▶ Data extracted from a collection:
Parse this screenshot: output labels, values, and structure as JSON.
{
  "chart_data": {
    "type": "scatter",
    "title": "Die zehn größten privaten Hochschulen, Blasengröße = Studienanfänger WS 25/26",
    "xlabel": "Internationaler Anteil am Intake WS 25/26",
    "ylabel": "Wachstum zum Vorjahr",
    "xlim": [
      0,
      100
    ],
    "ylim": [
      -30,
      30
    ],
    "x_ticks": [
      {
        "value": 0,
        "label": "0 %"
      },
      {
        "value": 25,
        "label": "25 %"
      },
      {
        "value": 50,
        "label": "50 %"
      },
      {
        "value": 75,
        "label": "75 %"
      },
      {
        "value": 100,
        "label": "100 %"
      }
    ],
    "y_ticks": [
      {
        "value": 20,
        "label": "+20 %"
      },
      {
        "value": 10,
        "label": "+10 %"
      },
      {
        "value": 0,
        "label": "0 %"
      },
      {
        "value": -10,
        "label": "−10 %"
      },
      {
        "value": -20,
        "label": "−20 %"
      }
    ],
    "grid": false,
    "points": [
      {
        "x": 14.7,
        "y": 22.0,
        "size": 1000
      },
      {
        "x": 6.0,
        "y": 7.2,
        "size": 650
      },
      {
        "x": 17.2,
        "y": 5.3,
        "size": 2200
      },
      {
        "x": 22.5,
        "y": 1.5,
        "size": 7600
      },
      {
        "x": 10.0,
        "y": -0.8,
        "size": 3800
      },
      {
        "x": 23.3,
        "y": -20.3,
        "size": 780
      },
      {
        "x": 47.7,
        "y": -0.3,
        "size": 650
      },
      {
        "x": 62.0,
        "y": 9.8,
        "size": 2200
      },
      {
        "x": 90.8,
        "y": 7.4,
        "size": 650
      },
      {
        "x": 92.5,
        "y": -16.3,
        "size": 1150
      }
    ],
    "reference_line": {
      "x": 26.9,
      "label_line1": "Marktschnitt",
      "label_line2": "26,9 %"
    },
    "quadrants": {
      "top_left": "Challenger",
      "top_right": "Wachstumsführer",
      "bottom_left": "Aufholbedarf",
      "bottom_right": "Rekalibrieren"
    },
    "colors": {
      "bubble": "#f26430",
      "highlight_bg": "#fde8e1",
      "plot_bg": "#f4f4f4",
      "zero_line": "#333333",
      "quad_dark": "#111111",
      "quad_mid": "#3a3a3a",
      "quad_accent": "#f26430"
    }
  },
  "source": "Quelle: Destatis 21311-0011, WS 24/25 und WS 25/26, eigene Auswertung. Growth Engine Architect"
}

▶ Set task: Copy out each line exactly.

▶ Exercise result:
Parse this screenshot: output labels, values, and structure as JSON.
{
  "chart_data": {
    "type": "scatter",
    "title": "Die zehn größten privaten Hochschulen, Blasengröße = Studienanfänger WS 25/26",
    "xlabel": "Internationaler Anteil am Intake WS 25/26",
    "ylabel": "Wachstum zum Vorjahr",
    "xlim": [
      0,
      100
    ],
    "ylim": [
      -30,
      30
    ],
    "x_ticks": [
      {
        "value": 0,
        "label": "0 %"
      },
      {
        "value": 25,
        "label": "25 %"
      },
      {
        "value": 50,
        "label": "50 %"
      },
      {
        "value": 75,
        "label": "75 %"
      },
      {
        "value": 100,
        "label": "100 %"
      }
    ],
    "y_ticks": [
      {
        "value": 20,
        "label": "+20 %"
      },
      {
        "value": 10,
        "label": "+10 %"
      },
      {
        "value": 0,
        "label": "0 %"
      },
      {
        "value": -10,
        "label": "−10 %"
      },
      {
        "value": -20,
        "label": "−20 %"
      }
    ],
    "grid": false,
    "points": [
      {
        "x": 14.7,
        "y": 22.0,
        "size": 1000
      },
      {
        "x": 6.0,
        "y": 7.2,
        "size": 650
      },
      {
        "x": 17.2,
        "y": 5.3,
        "size": 2200
      },
      {
        "x": 22.5,
        "y": 1.5,
        "size": 7600
      },
      {
        "x": 10.0,
        "y": -0.8,
        "size": 3800
      },
      {
        "x": 23.3,
        "y": -20.3,
        "size": 780
      },
      {
        "x": 47.7,
        "y": -0.3,
        "size": 650
      },
      {
        "x": 62.0,
        "y": 9.8,
        "size": 2200
      },
      {
        "x": 90.8,
        "y": 7.4,
        "size": 650
      },
      {
        "x": 92.5,
        "y": -16.3,
        "size": 1150
      }
    ],
    "reference_line": {
      "x": 26.9,
      "label_line1": "Marktschnitt",
      "label_line2": "26,9 %"
    },
    "quadrants": {
      "top_left": "Challenger",
      "top_right": "Wachstumsführer",
      "bottom_left": "Aufholbedarf",
      "bottom_right": "Rekalibrieren"
    },
    "colors": {
      "bubble": "#f26430",
      "highlight_bg": "#fde8e1",
      "plot_bg": "#f4f4f4",
      "zero_line": "#333333",
      "quad_dark": "#111111",
      "quad_mid": "#3a3a3a",
      "quad_accent": "#f26430"
    }
  },
  "source": "Quelle: Destatis 21311-0011, WS 24/25 und WS 25/26, eigene Auswertung. Growth Engine Architect"
}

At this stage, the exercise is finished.